Raw records
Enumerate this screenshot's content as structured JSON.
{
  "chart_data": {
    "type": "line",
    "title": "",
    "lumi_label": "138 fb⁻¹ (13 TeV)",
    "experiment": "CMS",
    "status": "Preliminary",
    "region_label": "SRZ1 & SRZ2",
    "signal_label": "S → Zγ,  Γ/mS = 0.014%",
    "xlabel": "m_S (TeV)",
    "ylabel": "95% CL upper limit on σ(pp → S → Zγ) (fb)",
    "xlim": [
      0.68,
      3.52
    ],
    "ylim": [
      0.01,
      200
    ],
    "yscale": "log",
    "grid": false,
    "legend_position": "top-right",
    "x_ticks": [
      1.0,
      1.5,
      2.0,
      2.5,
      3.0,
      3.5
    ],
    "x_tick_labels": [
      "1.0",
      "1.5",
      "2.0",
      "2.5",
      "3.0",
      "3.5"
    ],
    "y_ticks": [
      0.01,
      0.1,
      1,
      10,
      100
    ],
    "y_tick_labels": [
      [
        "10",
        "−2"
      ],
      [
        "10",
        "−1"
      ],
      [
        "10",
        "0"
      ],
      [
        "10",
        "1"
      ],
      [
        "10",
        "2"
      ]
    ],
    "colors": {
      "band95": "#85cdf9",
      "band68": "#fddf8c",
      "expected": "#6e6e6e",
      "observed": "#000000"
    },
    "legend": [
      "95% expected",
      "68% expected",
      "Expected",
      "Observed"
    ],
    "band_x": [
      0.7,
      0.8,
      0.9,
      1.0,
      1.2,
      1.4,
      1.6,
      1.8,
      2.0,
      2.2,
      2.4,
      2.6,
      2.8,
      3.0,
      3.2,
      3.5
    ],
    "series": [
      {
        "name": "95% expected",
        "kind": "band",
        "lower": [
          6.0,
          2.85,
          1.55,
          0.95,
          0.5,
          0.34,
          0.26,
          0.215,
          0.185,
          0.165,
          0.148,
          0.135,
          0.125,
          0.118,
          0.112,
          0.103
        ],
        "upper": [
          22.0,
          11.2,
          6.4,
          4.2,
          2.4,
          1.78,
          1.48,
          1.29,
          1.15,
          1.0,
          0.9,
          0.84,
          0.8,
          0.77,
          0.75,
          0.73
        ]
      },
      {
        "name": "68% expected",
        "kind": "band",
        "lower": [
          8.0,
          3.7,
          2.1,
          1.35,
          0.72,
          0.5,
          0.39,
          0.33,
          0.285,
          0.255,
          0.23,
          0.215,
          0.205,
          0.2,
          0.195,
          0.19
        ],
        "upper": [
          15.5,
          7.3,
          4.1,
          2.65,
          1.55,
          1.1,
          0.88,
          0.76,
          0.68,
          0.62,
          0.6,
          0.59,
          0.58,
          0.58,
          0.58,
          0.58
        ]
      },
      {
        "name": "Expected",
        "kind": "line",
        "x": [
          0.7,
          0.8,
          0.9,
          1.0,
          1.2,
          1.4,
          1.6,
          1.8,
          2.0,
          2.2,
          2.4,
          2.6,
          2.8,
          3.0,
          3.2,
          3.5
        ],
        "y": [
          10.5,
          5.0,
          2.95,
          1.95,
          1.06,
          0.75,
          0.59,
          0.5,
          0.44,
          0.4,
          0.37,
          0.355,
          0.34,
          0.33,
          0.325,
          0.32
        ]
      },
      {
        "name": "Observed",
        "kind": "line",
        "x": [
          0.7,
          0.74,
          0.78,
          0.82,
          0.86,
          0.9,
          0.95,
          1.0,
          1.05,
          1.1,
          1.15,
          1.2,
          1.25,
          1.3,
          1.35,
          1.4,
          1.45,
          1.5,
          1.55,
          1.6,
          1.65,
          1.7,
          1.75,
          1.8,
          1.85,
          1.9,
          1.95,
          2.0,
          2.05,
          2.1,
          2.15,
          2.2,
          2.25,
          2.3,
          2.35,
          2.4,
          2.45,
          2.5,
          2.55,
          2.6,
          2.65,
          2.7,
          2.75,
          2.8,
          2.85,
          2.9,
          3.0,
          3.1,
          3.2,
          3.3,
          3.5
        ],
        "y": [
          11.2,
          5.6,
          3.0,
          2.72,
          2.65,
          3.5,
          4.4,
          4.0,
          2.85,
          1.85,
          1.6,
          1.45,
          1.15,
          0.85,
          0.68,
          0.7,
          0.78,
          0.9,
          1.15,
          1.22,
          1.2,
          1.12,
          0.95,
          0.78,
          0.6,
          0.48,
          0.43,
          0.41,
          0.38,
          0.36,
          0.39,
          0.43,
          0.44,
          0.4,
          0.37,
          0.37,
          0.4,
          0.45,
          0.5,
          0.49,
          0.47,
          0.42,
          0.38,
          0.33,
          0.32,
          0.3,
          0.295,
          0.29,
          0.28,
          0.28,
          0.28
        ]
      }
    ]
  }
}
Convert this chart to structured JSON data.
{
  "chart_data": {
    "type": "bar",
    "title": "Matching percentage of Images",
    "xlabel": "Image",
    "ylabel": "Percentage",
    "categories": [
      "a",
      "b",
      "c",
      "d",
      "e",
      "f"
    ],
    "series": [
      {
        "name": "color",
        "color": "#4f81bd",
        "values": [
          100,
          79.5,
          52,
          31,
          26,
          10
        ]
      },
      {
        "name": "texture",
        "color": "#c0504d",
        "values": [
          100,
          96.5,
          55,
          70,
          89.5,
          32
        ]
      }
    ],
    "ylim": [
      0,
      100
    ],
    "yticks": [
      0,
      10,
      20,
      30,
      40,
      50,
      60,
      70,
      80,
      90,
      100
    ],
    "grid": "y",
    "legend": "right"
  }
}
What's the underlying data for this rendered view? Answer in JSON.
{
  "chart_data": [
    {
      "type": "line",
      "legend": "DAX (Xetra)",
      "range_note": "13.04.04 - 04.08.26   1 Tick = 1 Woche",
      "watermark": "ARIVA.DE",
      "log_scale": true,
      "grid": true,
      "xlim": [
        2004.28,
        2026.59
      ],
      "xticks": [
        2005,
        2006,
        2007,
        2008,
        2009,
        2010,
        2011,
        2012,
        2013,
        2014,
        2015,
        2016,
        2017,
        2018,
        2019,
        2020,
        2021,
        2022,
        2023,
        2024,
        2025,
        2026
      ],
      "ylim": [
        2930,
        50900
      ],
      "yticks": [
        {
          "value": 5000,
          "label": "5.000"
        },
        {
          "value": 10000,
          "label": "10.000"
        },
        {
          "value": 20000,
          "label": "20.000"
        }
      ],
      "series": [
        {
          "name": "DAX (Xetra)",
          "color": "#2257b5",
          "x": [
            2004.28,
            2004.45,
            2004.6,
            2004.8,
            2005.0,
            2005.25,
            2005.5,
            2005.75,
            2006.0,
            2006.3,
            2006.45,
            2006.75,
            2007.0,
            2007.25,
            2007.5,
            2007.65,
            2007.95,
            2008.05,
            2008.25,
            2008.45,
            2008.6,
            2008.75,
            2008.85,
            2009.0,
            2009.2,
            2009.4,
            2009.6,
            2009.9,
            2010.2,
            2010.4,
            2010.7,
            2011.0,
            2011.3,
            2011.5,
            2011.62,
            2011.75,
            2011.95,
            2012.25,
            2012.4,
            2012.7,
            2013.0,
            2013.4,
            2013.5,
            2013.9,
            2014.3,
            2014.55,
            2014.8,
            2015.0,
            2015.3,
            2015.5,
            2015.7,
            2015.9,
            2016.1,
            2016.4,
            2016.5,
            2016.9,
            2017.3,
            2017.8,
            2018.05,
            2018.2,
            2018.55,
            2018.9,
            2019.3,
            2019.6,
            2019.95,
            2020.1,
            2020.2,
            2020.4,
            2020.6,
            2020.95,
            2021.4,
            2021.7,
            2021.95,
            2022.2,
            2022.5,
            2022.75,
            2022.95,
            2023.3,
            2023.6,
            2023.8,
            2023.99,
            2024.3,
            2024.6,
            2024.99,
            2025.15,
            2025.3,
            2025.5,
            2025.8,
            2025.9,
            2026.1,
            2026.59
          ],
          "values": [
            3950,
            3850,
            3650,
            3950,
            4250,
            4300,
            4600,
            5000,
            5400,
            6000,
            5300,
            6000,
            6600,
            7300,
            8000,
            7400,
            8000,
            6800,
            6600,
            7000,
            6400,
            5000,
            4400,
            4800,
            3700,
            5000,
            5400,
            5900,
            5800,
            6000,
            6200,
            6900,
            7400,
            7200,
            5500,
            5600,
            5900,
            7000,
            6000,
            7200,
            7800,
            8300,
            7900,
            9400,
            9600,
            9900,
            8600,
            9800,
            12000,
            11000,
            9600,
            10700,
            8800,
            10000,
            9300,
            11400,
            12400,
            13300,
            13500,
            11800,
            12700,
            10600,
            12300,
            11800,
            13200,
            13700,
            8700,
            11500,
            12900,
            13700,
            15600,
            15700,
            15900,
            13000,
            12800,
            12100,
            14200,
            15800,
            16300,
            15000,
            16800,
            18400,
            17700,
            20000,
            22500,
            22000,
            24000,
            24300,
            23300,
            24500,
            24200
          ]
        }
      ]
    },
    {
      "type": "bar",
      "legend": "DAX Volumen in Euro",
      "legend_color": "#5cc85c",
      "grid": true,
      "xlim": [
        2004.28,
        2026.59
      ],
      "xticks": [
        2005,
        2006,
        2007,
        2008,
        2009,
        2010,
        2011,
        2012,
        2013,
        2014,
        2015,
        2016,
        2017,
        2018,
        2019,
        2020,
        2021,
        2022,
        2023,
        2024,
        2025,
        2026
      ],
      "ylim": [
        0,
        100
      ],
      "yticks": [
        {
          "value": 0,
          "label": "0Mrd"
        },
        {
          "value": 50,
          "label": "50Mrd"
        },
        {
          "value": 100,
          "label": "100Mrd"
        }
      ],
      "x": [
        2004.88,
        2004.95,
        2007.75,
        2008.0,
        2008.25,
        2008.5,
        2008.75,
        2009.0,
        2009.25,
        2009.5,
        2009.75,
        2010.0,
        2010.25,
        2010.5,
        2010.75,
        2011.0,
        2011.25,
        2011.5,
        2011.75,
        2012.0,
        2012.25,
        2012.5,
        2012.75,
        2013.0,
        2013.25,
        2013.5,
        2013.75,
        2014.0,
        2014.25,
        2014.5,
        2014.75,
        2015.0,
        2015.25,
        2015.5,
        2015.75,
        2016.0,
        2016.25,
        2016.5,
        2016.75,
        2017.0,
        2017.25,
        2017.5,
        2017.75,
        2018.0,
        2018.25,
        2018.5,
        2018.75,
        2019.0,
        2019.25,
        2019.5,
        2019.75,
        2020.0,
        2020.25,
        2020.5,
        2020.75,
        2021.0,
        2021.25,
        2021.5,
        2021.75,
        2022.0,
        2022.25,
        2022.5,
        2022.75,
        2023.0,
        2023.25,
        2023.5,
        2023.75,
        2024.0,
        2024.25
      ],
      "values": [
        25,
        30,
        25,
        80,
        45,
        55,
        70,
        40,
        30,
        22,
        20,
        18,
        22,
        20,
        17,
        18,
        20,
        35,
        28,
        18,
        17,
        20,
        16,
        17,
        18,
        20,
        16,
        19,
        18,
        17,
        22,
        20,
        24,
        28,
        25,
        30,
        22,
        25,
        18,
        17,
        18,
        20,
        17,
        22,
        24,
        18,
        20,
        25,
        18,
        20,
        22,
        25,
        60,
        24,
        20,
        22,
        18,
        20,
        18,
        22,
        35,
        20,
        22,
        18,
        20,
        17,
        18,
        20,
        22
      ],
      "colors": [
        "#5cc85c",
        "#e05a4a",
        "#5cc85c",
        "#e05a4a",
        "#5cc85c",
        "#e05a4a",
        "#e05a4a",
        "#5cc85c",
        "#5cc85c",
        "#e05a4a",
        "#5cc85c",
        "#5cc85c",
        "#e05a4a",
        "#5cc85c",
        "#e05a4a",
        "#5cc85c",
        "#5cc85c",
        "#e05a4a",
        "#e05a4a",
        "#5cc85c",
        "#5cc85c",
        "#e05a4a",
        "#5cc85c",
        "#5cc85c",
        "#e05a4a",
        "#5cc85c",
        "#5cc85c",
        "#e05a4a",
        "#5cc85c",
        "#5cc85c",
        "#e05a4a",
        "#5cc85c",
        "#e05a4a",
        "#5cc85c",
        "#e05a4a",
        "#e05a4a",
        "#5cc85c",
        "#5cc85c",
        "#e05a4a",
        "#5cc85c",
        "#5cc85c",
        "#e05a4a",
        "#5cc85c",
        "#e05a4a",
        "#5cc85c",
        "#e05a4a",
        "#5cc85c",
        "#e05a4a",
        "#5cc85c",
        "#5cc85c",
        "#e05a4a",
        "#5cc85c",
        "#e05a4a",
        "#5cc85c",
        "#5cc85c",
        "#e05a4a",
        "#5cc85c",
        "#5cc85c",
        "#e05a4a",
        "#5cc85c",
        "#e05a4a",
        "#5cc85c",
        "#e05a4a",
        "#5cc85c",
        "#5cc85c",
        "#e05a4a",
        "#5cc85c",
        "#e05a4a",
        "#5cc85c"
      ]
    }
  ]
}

_Task goal_
Extract lines where the string "type" occurs.

_Exercise solution_
    "type": "line",
    "type": "bar",
      "type": "line",
      "type": "bar",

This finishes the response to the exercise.